• Task brief
Say how many lines of the material below contain the word "name", with no other words.

>> begin The data

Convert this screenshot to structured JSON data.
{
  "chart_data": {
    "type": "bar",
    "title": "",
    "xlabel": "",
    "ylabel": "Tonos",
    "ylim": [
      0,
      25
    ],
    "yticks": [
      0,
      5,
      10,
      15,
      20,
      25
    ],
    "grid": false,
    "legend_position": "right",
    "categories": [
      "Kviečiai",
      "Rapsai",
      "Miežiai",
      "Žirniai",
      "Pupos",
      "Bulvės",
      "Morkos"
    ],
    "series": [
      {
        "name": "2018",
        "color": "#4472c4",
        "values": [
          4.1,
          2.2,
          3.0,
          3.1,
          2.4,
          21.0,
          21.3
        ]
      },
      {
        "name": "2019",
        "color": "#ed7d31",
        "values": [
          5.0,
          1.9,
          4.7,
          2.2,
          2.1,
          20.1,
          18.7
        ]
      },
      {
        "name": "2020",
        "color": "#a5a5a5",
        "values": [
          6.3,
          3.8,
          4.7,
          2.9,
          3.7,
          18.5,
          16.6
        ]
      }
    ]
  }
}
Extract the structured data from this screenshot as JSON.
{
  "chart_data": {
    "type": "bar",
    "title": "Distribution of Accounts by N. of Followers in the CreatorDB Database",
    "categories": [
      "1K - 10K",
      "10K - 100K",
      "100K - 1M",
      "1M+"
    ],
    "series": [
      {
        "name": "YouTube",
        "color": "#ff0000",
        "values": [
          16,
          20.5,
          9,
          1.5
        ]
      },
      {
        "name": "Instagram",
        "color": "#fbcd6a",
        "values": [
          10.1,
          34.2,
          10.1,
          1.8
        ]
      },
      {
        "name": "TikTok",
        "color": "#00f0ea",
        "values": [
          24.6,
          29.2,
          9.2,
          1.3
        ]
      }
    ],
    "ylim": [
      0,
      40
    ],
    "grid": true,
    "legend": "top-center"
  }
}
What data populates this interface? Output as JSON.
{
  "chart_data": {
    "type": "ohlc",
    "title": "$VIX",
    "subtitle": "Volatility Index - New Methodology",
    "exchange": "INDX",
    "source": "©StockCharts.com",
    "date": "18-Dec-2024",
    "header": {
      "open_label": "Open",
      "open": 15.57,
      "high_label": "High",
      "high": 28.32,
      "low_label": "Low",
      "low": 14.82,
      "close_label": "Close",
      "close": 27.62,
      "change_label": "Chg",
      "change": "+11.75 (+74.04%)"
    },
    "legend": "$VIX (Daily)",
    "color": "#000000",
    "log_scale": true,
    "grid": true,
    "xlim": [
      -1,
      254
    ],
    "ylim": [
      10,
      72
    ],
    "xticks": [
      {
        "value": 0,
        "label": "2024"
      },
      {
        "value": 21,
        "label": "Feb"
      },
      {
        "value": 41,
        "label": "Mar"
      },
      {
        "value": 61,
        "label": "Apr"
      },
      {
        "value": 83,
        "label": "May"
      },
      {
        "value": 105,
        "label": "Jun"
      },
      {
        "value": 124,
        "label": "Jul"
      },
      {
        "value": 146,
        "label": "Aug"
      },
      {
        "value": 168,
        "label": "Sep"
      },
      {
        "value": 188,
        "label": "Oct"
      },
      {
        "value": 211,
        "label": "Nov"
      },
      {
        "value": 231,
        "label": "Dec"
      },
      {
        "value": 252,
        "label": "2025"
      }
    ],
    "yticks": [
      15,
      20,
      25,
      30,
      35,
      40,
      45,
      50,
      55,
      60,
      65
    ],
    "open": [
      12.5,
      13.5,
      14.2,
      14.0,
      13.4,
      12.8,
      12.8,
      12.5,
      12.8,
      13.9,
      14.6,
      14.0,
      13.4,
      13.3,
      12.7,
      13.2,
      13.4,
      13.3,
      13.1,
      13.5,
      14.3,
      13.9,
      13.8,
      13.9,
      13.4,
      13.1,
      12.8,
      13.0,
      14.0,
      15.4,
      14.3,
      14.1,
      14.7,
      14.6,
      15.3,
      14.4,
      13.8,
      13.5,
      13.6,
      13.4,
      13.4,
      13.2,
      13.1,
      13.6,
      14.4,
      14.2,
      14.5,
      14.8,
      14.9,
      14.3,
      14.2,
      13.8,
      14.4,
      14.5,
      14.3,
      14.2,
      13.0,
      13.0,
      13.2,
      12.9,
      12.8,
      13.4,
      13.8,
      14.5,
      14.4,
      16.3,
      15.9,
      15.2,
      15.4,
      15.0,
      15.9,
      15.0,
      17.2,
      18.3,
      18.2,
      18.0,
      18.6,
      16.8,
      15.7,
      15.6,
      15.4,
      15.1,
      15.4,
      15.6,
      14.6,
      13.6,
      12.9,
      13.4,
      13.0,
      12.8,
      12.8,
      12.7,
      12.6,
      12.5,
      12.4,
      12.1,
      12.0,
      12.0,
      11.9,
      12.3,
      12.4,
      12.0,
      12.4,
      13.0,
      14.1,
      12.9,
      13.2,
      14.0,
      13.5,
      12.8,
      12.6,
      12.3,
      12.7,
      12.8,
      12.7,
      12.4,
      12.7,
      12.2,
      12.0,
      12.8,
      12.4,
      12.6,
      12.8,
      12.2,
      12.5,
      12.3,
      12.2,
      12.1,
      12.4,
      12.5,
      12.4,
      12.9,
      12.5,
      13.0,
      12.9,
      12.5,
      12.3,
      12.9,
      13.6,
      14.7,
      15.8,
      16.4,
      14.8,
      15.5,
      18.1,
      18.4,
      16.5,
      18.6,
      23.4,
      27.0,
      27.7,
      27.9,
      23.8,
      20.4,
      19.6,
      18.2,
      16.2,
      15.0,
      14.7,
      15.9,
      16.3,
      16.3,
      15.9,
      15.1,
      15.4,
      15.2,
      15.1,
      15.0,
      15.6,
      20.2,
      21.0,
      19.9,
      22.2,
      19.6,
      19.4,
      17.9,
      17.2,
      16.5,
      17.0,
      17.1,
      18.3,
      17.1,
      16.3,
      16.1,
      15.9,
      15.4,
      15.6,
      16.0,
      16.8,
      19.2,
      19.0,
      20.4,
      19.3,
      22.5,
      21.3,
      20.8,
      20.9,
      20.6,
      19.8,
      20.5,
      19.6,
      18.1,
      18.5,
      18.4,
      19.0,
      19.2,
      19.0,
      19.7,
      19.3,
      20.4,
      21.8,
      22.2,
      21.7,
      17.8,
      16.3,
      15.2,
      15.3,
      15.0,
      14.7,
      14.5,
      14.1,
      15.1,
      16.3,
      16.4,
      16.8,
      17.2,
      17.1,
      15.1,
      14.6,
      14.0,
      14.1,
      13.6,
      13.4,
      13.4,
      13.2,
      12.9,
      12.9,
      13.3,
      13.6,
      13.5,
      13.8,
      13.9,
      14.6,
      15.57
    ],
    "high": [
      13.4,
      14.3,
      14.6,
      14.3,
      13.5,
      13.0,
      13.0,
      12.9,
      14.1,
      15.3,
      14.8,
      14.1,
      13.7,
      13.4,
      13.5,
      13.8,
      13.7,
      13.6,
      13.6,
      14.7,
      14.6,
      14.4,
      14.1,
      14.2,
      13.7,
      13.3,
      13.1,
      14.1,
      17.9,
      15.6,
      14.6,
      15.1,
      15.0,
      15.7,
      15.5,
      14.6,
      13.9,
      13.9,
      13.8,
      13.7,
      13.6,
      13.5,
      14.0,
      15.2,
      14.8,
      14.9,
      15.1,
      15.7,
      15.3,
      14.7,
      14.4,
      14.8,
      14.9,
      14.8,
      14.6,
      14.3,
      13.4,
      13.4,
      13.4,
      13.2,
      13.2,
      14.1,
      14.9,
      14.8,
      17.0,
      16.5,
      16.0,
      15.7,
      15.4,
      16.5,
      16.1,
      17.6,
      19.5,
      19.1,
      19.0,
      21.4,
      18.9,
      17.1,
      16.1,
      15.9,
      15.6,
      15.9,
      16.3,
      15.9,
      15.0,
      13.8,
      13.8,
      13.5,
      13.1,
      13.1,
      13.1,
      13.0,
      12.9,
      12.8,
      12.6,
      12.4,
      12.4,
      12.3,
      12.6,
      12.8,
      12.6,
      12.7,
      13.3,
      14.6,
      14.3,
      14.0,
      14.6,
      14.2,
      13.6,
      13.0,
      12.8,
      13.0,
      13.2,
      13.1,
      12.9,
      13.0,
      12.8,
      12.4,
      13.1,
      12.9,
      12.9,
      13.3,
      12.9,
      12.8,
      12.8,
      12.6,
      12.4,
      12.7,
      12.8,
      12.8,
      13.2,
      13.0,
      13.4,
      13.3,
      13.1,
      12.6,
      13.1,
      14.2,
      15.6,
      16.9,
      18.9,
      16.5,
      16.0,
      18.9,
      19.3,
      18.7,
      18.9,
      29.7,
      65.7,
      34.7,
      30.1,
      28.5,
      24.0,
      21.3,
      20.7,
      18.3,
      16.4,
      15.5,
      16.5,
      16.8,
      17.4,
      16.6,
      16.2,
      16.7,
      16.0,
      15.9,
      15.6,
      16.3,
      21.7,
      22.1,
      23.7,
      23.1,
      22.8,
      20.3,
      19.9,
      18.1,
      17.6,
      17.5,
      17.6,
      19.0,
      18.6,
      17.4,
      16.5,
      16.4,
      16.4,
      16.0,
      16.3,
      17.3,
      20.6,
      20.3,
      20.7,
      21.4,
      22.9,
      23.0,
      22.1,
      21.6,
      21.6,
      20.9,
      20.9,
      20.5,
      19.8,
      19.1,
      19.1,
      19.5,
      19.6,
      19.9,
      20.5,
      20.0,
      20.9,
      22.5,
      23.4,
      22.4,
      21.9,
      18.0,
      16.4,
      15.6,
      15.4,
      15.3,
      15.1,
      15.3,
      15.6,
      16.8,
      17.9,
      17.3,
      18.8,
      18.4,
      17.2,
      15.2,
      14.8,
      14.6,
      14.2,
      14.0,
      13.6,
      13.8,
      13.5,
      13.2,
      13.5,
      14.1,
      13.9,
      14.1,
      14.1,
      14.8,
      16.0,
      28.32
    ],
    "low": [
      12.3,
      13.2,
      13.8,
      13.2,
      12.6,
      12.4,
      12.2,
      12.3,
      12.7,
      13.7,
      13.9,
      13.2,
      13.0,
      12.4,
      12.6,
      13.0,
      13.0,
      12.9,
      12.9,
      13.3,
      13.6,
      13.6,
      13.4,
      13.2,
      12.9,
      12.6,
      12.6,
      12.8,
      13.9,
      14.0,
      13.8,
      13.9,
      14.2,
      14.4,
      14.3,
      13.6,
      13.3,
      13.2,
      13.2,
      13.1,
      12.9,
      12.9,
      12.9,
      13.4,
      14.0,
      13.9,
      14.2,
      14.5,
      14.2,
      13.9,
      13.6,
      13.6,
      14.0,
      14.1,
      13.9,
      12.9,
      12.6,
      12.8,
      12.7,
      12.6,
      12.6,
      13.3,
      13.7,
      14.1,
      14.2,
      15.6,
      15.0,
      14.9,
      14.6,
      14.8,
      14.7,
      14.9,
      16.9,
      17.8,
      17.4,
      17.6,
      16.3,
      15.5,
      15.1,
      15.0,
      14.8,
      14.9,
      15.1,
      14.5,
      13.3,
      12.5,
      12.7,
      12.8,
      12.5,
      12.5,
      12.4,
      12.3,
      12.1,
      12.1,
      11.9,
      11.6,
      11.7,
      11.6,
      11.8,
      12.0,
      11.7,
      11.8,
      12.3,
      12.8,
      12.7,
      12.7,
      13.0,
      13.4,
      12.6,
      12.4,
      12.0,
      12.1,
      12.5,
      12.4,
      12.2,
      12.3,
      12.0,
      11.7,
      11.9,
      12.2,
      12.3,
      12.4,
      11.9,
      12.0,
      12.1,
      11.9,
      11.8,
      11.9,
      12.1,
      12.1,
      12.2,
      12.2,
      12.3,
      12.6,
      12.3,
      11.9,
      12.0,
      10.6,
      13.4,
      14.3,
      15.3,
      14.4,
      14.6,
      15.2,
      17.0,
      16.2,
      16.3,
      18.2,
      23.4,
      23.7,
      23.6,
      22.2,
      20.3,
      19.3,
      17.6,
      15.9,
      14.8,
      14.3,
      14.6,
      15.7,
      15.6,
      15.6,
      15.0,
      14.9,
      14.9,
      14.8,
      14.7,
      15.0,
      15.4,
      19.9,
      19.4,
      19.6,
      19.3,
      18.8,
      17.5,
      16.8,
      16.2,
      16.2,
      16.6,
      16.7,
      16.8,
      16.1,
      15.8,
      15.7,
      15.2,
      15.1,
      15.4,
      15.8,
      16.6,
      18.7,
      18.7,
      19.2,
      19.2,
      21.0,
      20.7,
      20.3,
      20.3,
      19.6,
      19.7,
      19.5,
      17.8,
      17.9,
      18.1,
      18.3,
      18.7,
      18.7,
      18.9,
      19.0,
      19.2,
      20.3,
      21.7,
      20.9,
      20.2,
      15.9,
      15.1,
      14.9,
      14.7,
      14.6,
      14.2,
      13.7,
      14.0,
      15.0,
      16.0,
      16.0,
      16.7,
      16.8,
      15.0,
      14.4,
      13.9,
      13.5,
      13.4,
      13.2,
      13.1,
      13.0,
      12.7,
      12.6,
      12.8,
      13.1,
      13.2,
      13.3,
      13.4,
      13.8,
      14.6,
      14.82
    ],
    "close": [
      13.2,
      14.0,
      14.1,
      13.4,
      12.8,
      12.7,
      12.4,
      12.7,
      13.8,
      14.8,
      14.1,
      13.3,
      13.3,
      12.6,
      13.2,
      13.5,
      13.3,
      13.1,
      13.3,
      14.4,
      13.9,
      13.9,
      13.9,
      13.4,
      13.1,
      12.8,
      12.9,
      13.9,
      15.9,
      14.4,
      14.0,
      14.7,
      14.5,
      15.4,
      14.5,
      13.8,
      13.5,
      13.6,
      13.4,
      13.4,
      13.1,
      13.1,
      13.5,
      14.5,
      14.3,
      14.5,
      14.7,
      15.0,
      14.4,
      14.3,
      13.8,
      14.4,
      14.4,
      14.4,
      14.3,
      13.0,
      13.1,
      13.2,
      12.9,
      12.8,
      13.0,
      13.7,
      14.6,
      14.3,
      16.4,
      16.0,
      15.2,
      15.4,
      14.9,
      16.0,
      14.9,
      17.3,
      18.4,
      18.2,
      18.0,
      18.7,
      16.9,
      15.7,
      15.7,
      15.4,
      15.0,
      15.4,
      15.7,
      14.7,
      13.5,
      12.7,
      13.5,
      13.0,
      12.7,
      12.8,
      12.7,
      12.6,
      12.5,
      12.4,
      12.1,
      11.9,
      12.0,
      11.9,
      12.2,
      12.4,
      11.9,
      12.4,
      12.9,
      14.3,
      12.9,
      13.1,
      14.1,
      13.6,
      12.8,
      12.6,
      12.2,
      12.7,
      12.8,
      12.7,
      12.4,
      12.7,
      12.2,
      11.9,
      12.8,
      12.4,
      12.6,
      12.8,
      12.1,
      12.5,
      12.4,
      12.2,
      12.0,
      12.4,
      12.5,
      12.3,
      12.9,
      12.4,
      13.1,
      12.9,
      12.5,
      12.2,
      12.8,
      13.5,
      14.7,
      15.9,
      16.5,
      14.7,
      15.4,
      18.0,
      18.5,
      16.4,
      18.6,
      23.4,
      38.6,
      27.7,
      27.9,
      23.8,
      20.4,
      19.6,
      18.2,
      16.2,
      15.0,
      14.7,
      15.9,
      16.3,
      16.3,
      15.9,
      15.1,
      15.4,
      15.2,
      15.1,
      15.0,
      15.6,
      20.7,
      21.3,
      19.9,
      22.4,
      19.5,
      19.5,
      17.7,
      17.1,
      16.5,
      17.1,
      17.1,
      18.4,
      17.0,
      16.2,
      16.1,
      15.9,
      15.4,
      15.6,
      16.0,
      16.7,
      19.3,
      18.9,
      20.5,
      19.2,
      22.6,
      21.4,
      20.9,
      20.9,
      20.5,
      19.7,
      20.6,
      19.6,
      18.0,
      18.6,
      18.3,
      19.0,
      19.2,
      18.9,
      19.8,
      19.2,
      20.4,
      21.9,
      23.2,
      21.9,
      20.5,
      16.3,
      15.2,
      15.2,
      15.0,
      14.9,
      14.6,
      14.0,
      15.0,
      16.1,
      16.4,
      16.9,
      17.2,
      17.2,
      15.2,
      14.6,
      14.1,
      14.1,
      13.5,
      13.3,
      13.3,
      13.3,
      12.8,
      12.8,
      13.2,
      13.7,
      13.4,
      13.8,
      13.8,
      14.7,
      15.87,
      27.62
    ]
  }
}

>> end The data

• Full solution
6